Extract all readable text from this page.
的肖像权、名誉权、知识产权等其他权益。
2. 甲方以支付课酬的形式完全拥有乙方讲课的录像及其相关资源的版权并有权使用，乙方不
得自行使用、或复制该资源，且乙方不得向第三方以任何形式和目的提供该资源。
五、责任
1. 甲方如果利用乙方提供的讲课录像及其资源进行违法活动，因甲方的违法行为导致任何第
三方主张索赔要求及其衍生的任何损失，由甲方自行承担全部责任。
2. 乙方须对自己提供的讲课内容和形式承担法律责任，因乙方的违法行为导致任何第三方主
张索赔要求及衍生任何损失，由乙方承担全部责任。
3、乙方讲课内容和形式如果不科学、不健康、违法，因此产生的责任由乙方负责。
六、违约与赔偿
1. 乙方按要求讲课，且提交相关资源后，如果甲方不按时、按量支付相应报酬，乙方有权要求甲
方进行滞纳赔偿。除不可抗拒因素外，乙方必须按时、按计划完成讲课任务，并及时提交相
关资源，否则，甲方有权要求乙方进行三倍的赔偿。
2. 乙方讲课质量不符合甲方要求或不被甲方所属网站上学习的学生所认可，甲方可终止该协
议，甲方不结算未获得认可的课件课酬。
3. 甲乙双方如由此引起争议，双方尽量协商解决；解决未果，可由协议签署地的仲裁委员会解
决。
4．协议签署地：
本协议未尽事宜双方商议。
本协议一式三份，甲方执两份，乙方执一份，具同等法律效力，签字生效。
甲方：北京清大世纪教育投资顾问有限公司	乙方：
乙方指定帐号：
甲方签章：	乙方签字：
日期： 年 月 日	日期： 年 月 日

---

Reproduce all the records precisely.

Extract all readable text from this page.
的肖像权、名誉权、知识产权等其他权益。
2. 甲方以支付课酬的形式完全拥有乙方讲课的录像及其相关资源的版权并有权使用，乙方不
得自行使用、或复制该资源，且乙方不得向第三方以任何形式和目的提供该资源。
五、责任
1. 甲方如果利用乙方提供的讲课录像及其资源进行违法活动，因甲方的违法行为导致任何第
三方主张索赔要求及其衍生的任何损失，由甲方自行承担全部责任。
2. 乙方须对自己提供的讲课内容和形式承担法律责任，因乙方的违法行为导致任何第三方主
张索赔要求及衍生任何损失，由乙方承担全部责任。
3、乙方讲课内容和形式如果不科学、不健康、违法，因此产生的责任由乙方负责。
六、违约与赔偿
1. 乙方按要求讲课，且提交相关资源后，如果甲方不按时、按量支付相应报酬，乙方有权要求甲
方进行滞纳赔偿。除不可抗拒因素外，乙方必须按时、按计划完成讲课任务，并及时提交相
关资源，否则，甲方有权要求乙方进行三倍的赔偿。
2. 乙方讲课质量不符合甲方要求或不被甲方所属网站上学习的学生所认可，甲方可终止该协
议，甲方不结算未获得认可的课件课酬。
3. 甲乙双方如由此引起争议，双方尽量协商解决；解决未果，可由协议签署地的仲裁委员会解
决。
4．协议签署地：
本协议未尽事宜双方商议。
本协议一式三份，甲方执两份，乙方执一份，具同等法律效力，签字生效。
甲方：北京清大世纪教育投资顾问有限公司	乙方：
乙方指定帐号：
甲方签章：	乙方签字：
日期： 年 月 日	日期： 年 月 日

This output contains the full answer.